[Stored items from a collection]
● ● ●
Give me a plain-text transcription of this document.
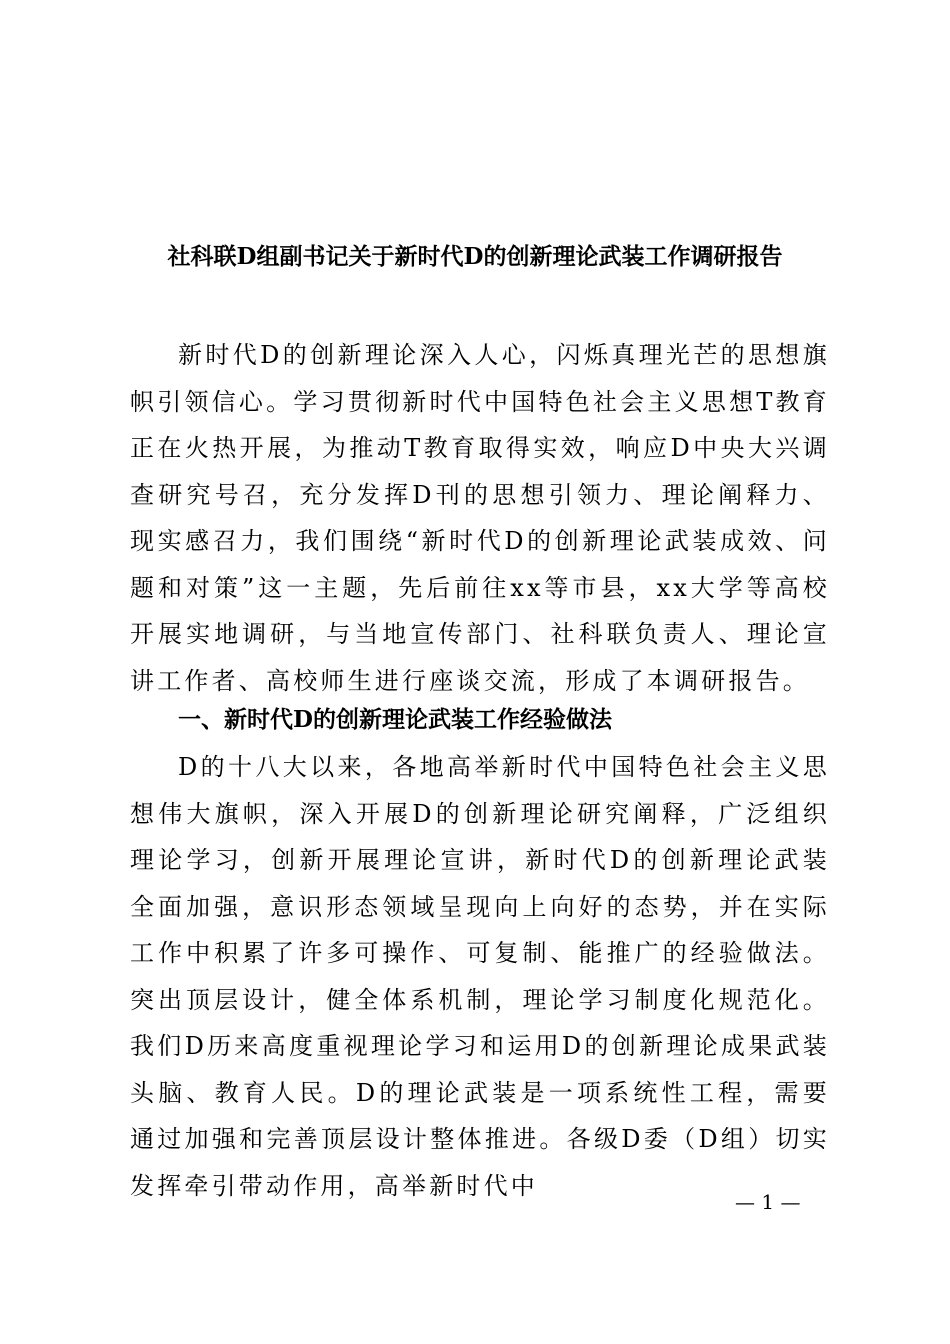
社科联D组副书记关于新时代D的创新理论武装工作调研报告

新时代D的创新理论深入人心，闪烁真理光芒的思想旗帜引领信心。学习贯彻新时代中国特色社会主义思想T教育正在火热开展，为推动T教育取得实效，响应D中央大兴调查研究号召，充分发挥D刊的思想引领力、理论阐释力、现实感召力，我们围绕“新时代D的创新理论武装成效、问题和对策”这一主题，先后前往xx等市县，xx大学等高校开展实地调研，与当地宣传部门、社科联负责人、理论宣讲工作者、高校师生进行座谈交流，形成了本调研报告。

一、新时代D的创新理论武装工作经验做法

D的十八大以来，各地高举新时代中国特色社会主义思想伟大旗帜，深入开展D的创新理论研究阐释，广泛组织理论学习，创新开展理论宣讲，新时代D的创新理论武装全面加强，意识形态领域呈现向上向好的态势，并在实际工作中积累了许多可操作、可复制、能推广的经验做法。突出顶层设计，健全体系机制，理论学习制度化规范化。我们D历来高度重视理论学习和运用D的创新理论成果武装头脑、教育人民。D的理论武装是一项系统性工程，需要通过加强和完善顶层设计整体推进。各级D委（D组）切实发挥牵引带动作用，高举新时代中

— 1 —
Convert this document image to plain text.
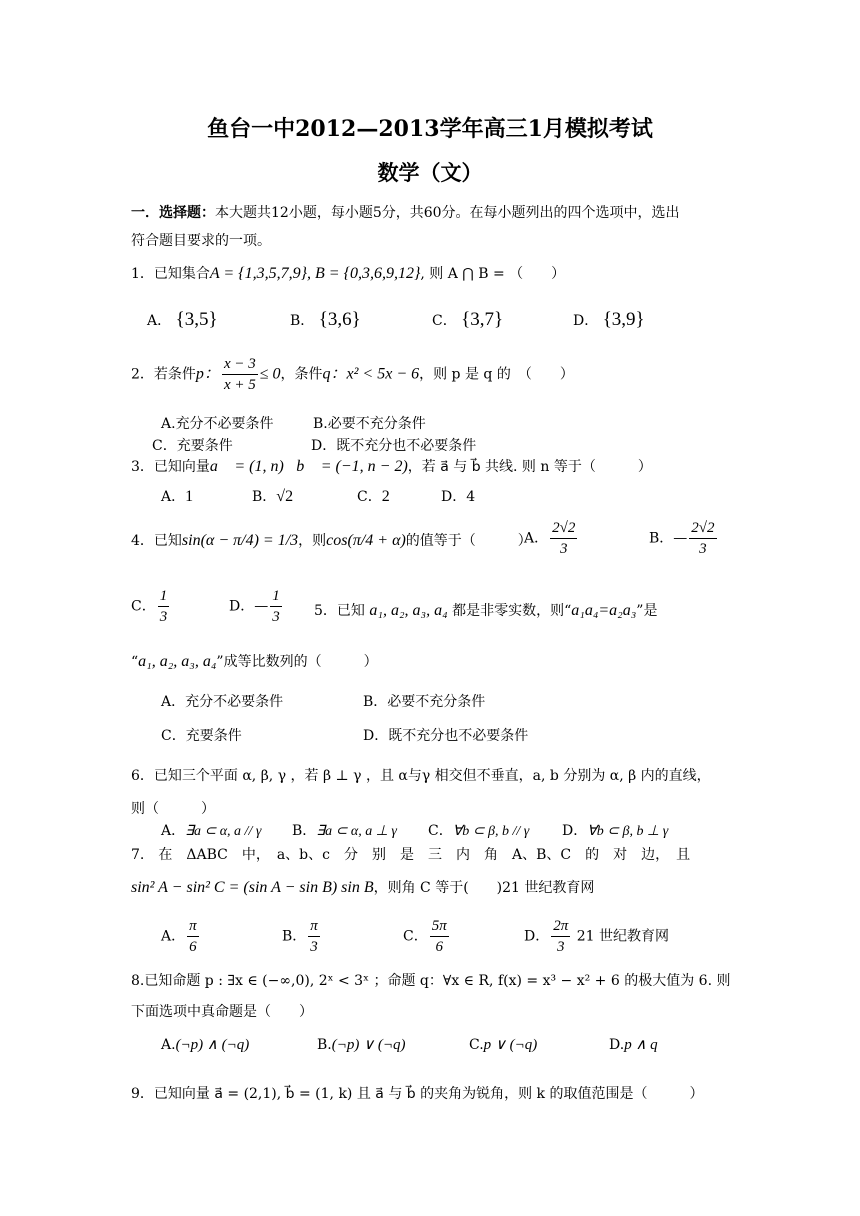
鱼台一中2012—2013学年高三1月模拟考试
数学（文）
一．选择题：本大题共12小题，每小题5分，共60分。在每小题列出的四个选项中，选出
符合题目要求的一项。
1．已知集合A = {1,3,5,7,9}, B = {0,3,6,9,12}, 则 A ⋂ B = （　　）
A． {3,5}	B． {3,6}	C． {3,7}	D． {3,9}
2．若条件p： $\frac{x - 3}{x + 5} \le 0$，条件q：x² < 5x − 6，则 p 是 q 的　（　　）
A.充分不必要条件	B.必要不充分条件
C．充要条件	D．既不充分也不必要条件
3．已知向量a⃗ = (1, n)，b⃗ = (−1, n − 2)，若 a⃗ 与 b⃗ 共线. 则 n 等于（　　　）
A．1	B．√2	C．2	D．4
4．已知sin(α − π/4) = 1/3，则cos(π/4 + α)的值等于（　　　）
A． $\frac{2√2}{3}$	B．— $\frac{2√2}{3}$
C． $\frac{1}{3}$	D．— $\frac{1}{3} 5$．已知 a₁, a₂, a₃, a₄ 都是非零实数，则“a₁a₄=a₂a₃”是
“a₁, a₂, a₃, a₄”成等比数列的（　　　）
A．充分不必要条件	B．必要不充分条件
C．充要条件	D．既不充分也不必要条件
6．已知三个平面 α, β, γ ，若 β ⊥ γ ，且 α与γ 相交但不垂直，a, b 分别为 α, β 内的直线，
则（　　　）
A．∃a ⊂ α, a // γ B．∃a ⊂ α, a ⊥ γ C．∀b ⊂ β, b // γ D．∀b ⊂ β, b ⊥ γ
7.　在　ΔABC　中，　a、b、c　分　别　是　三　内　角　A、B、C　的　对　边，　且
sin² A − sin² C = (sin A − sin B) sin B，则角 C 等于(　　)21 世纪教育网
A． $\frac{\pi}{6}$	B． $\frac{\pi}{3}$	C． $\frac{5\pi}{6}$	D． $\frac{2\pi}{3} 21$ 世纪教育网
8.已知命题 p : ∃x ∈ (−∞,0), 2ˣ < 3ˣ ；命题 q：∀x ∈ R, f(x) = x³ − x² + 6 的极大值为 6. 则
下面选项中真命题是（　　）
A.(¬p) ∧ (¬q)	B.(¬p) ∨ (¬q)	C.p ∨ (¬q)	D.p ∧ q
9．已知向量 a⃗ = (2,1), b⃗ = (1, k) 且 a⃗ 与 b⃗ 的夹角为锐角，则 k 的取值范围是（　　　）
● ● ●
Work instructions | Above are several records. Count the lines among them that contain "世纪教育网" and give only the total.

Expected answer | 2